Dataset items:
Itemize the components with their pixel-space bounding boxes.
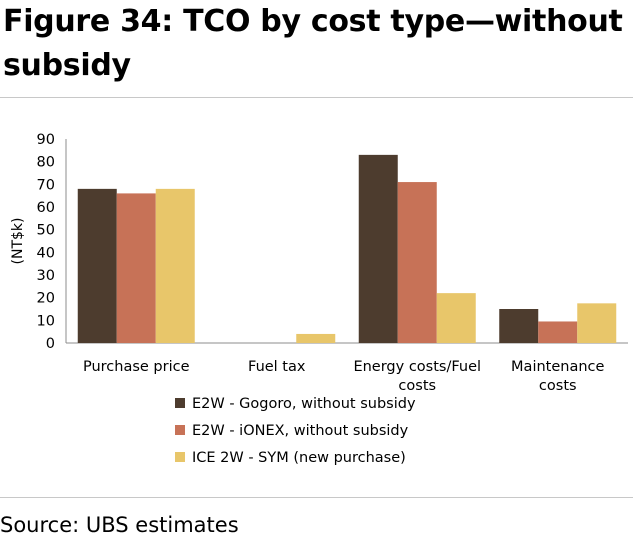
- x-category-label: costs: [398, 378, 436, 394]
- legend-label: E2W - iONEX, without subsidy: [192, 423, 409, 439]
- bar-3-1: [155, 188, 195, 343]
- bar-3-4: [577, 303, 617, 343]
- y-tick-label: 90: [37, 132, 55, 148]
- legend-swatch: [175, 425, 185, 435]
- bar-1-4: [499, 309, 539, 343]
- x-category-label: Maintenance: [511, 359, 604, 375]
- legend-swatch: [175, 398, 185, 408]
- y-tick-label: 30: [37, 268, 55, 284]
- x-category-label: Fuel tax: [248, 359, 306, 375]
- bar-2-1: [116, 193, 156, 343]
- y-tick-label: 10: [37, 313, 55, 329]
- figure-title-text: Figure 34: TCO by cost type—without subs…: [3, 4, 623, 83]
- bar-1-1: [77, 188, 117, 343]
- bar-1-3: [358, 154, 398, 343]
- top-divider: [0, 97, 633, 98]
- y-tick-label: 60: [37, 200, 55, 216]
- x-category-label: Purchase price: [83, 359, 190, 375]
- legend-swatch: [175, 452, 185, 462]
- legend-label: E2W - Gogoro, without subsidy: [192, 396, 416, 412]
- bar-2-4: [538, 321, 578, 343]
- y-tick-label: 0: [46, 336, 55, 352]
- y-tick-label: 80: [37, 155, 55, 171]
- x-category-label: costs: [539, 378, 577, 394]
- y-tick-label: 20: [37, 291, 55, 307]
- y-tick-label: 50: [37, 223, 55, 239]
- bar-chart: (NT$k) 0 10 20 30 40 50 60 70 80 90 Purchase price F…: [10, 132, 628, 466]
- x-category-label: Energy costs/Fuel: [353, 359, 481, 375]
- y-axis-label: (NT$k): [10, 218, 26, 265]
- bottom-divider: [0, 497, 633, 498]
- bar-2-3: [397, 182, 437, 343]
- source-note: Source: UBS estimates: [0, 513, 239, 537]
- y-tick-label: 40: [37, 245, 55, 261]
- legend-label: ICE 2W - SYM (new purchase): [192, 450, 406, 466]
- bar-3-2: [296, 333, 336, 343]
- figure-title: Figure 34: TCO by cost type—without subs…: [3, 0, 643, 88]
- bar-3-3: [436, 293, 476, 343]
- y-tick-label: 70: [37, 177, 55, 193]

## Description of the task
Copy, unchanged, the lines from the one containing "- x-category-label: costs: [398, 378, 436, 394]" through the one containing "- bar-1-4: [499, 309, 539, 343]", both included.

## Expected output
- x-category-label: costs: [398, 378, 436, 394]
- legend-label: E2W - iONEX, without subsidy: [192, 423, 409, 439]
- bar-3-1: [155, 188, 195, 343]
- bar-3-4: [577, 303, 617, 343]
- y-tick-label: 90: [37, 132, 55, 148]
- legend-swatch: [175, 425, 185, 435]
- bar-1-4: [499, 309, 539, 343]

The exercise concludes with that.